- _Source data_
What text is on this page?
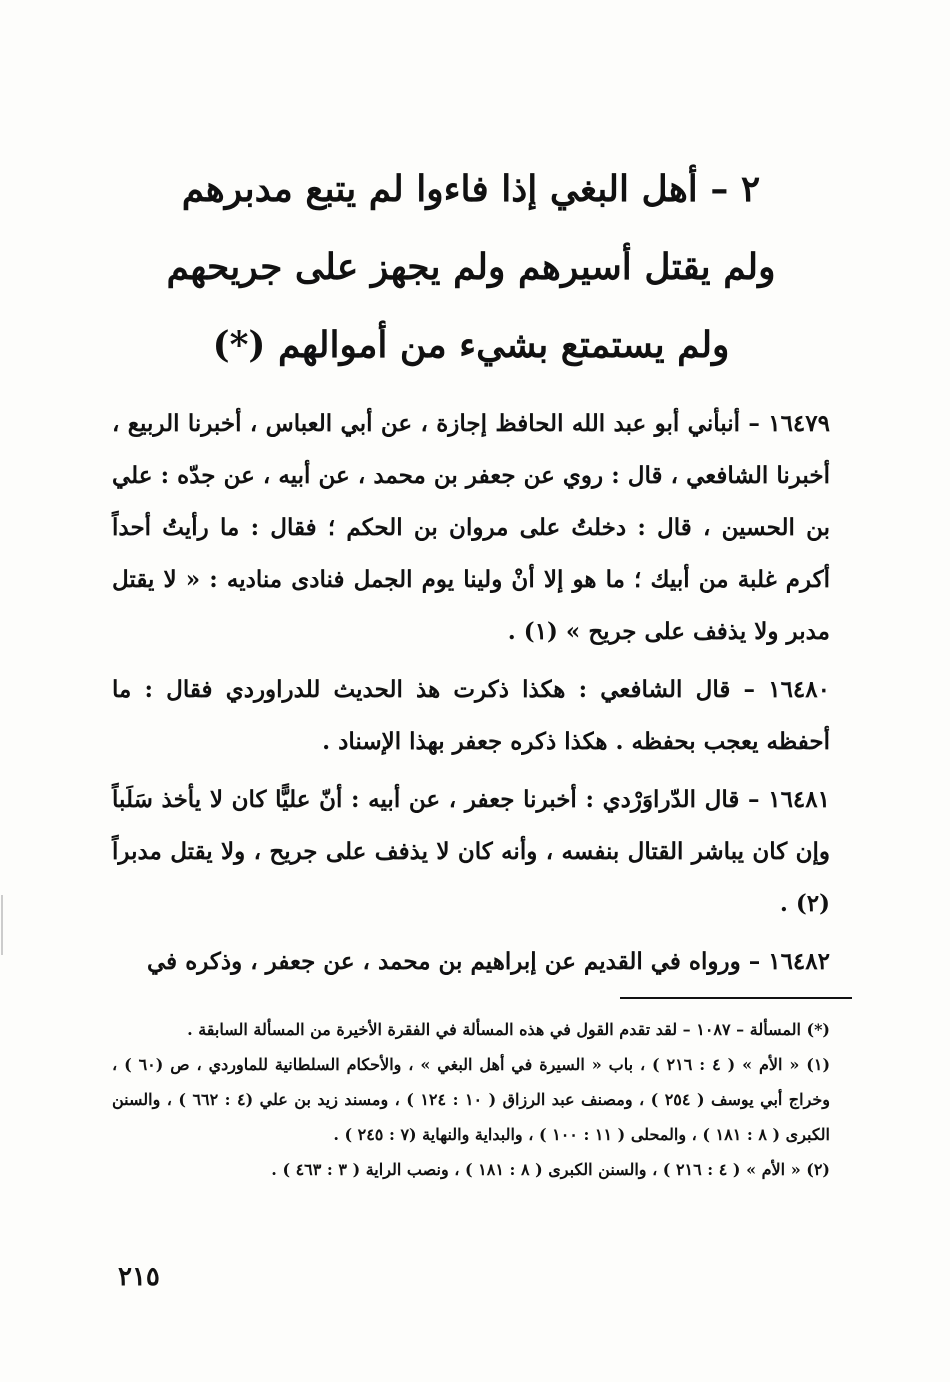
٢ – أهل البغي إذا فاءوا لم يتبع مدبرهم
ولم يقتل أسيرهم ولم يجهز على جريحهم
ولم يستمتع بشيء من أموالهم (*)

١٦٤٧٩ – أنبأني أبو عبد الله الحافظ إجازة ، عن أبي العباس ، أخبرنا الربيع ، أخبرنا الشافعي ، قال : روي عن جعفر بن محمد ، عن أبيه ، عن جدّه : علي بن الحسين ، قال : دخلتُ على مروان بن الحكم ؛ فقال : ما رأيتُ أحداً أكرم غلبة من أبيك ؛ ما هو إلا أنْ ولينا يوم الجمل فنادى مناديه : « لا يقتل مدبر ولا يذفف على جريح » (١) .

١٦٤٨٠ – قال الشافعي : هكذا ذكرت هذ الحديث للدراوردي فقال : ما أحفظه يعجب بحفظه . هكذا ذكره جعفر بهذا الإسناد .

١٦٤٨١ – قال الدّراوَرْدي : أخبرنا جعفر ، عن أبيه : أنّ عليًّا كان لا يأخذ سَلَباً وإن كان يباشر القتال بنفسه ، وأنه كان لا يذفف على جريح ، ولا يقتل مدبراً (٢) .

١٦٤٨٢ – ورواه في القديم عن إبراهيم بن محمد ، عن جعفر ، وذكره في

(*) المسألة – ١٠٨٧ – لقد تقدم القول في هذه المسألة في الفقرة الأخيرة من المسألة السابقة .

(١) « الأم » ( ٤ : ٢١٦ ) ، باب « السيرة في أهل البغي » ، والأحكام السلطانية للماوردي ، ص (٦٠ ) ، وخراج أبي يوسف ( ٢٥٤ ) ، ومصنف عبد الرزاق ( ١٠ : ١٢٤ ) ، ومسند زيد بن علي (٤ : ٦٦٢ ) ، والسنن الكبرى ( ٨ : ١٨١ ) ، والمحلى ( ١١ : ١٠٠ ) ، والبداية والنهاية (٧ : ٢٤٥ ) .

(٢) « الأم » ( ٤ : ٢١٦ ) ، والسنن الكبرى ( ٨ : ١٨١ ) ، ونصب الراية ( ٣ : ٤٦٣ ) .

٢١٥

- _Challenge_
Without the pictures, retype the whole of the material above exactly.

- _Solved exercise_
What text is on this page?
٢ – أهل البغي إذا فاءوا لم يتبع مدبرهم
ولم يقتل أسيرهم ولم يجهز على جريحهم
ولم يستمتع بشيء من أموالهم (*)

١٦٤٧٩ – أنبأني أبو عبد الله الحافظ إجازة ، عن أبي العباس ، أخبرنا الربيع ، أخبرنا الشافعي ، قال : روي عن جعفر بن محمد ، عن أبيه ، عن جدّه : علي بن الحسين ، قال : دخلتُ على مروان بن الحكم ؛ فقال : ما رأيتُ أحداً أكرم غلبة من أبيك ؛ ما هو إلا أنْ ولينا يوم الجمل فنادى مناديه : « لا يقتل مدبر ولا يذفف على جريح » (١) .

١٦٤٨٠ – قال الشافعي : هكذا ذكرت هذ الحديث للدراوردي فقال : ما أحفظه يعجب بحفظه . هكذا ذكره جعفر بهذا الإسناد .

١٦٤٨١ – قال الدّراوَرْدي : أخبرنا جعفر ، عن أبيه : أنّ عليًّا كان لا يأخذ سَلَباً وإن كان يباشر القتال بنفسه ، وأنه كان لا يذفف على جريح ، ولا يقتل مدبراً (٢) .

١٦٤٨٢ – ورواه في القديم عن إبراهيم بن محمد ، عن جعفر ، وذكره في

(*) المسألة – ١٠٨٧ – لقد تقدم القول في هذه المسألة في الفقرة الأخيرة من المسألة السابقة .

(١) « الأم » ( ٤ : ٢١٦ ) ، باب « السيرة في أهل البغي » ، والأحكام السلطانية للماوردي ، ص (٦٠ ) ، وخراج أبي يوسف ( ٢٥٤ ) ، ومصنف عبد الرزاق ( ١٠ : ١٢٤ ) ، ومسند زيد بن علي (٤ : ٦٦٢ ) ، والسنن الكبرى ( ٨ : ١٨١ ) ، والمحلى ( ١١ : ١٠٠ ) ، والبداية والنهاية (٧ : ٢٤٥ ) .

(٢) « الأم » ( ٤ : ٢١٦ ) ، والسنن الكبرى ( ٨ : ١٨١ ) ، ونصب الراية ( ٣ : ٤٦٣ ) .

٢١٥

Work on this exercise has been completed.